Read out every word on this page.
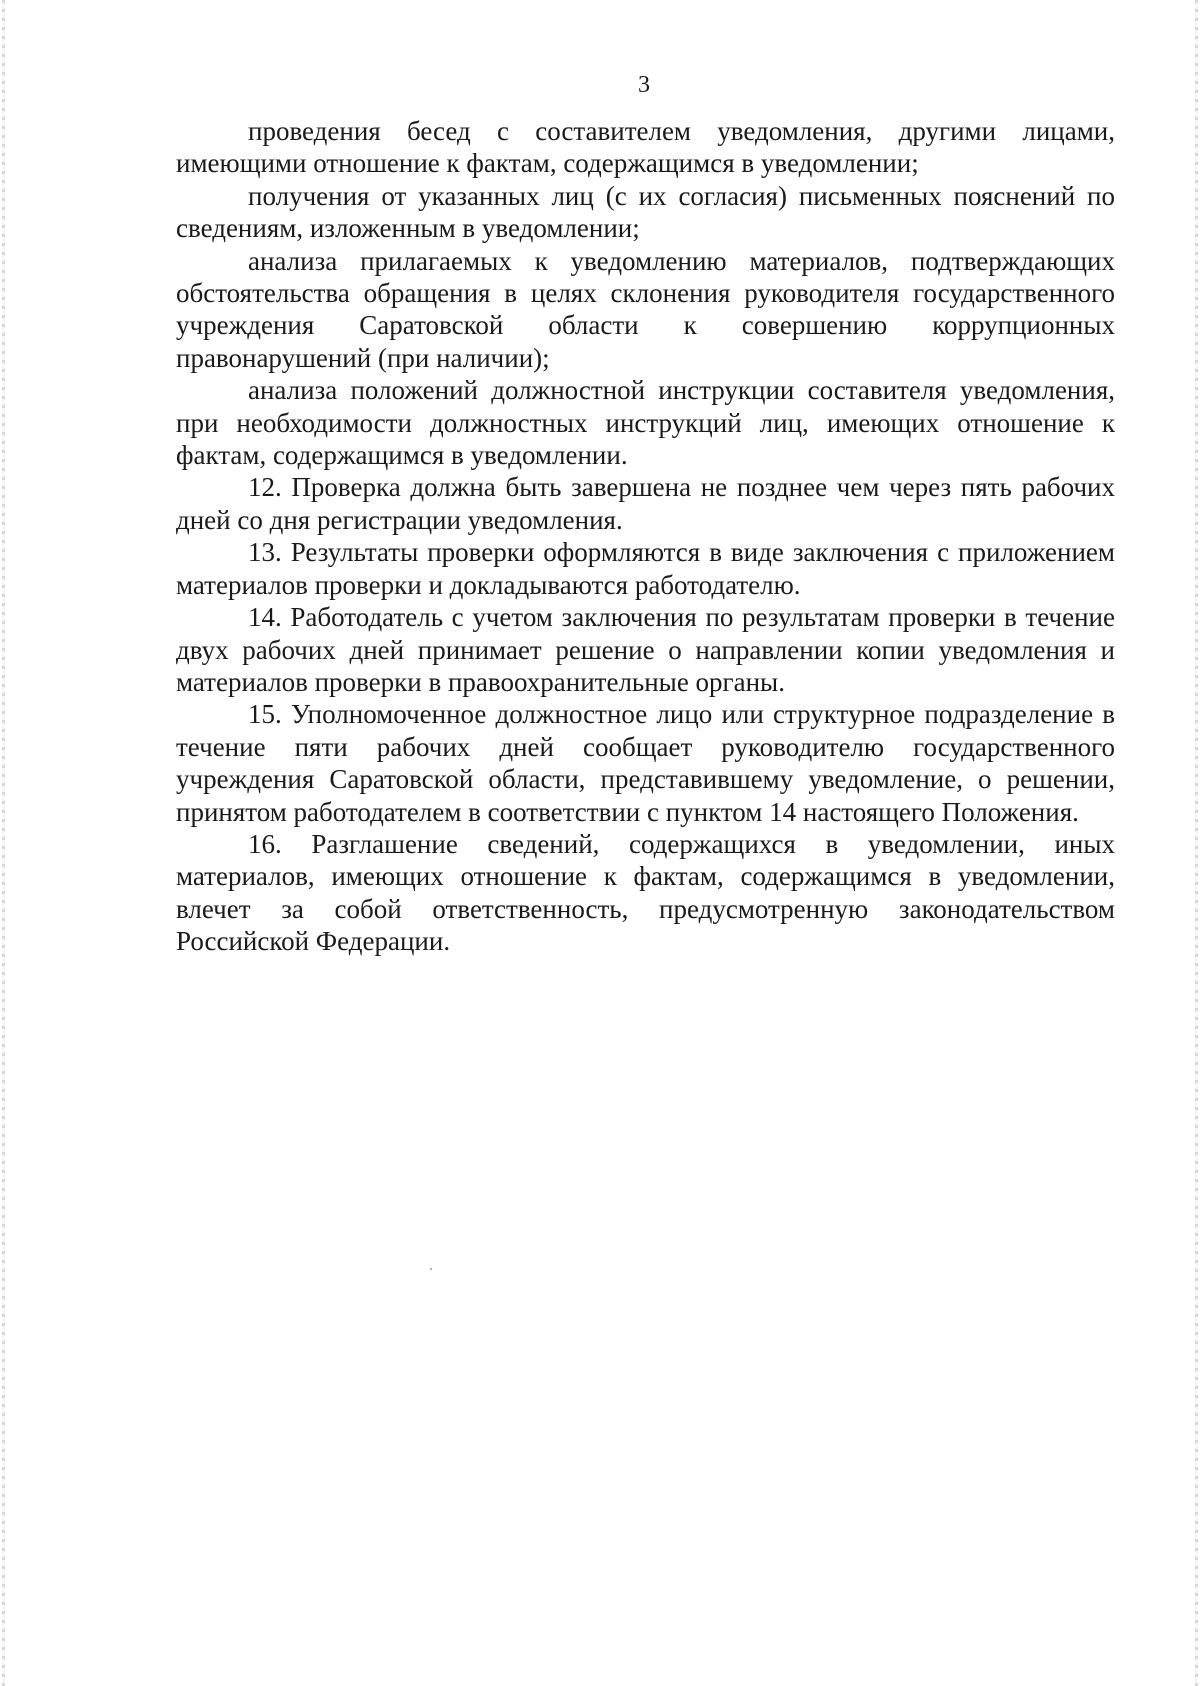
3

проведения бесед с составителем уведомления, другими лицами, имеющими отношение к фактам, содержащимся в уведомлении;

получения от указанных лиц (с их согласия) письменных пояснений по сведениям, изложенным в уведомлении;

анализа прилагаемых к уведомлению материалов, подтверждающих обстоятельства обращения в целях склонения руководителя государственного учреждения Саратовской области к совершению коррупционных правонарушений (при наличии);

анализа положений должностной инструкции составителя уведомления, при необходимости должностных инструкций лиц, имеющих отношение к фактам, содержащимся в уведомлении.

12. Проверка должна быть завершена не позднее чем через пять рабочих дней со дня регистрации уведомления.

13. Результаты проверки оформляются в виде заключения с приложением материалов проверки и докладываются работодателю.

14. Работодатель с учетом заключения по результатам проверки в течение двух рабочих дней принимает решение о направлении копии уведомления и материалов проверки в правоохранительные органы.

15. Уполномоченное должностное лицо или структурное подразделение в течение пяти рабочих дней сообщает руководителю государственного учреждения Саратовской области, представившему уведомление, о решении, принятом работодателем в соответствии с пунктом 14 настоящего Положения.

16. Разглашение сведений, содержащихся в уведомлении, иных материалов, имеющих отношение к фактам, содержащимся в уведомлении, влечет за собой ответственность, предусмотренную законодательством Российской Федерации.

+ + + + +

### What to produce:
Copy out all the data exactly; skip the pictures.

### Output of the exercise:
Read out every word on this page.
3

проведения бесед с составителем уведомления, другими лицами, имеющими отношение к фактам, содержащимся в уведомлении;

получения от указанных лиц (с их согласия) письменных пояснений по сведениям, изложенным в уведомлении;

анализа прилагаемых к уведомлению материалов, подтверждающих обстоятельства обращения в целях склонения руководителя государственного учреждения Саратовской области к совершению коррупционных правонарушений (при наличии);

анализа положений должностной инструкции составителя уведомления, при необходимости должностных инструкций лиц, имеющих отношение к фактам, содержащимся в уведомлении.

12. Проверка должна быть завершена не позднее чем через пять рабочих дней со дня регистрации уведомления.

13. Результаты проверки оформляются в виде заключения с приложением материалов проверки и докладываются работодателю.

14. Работодатель с учетом заключения по результатам проверки в течение двух рабочих дней принимает решение о направлении копии уведомления и материалов проверки в правоохранительные органы.

15. Уполномоченное должностное лицо или структурное подразделение в течение пяти рабочих дней сообщает руководителю государственного учреждения Саратовской области, представившему уведомление, о решении, принятом работодателем в соответствии с пунктом 14 настоящего Положения.

16. Разглашение сведений, содержащихся в уведомлении, иных материалов, имеющих отношение к фактам, содержащимся в уведомлении, влечет за собой ответственность, предусмотренную законодательством Российской Федерации.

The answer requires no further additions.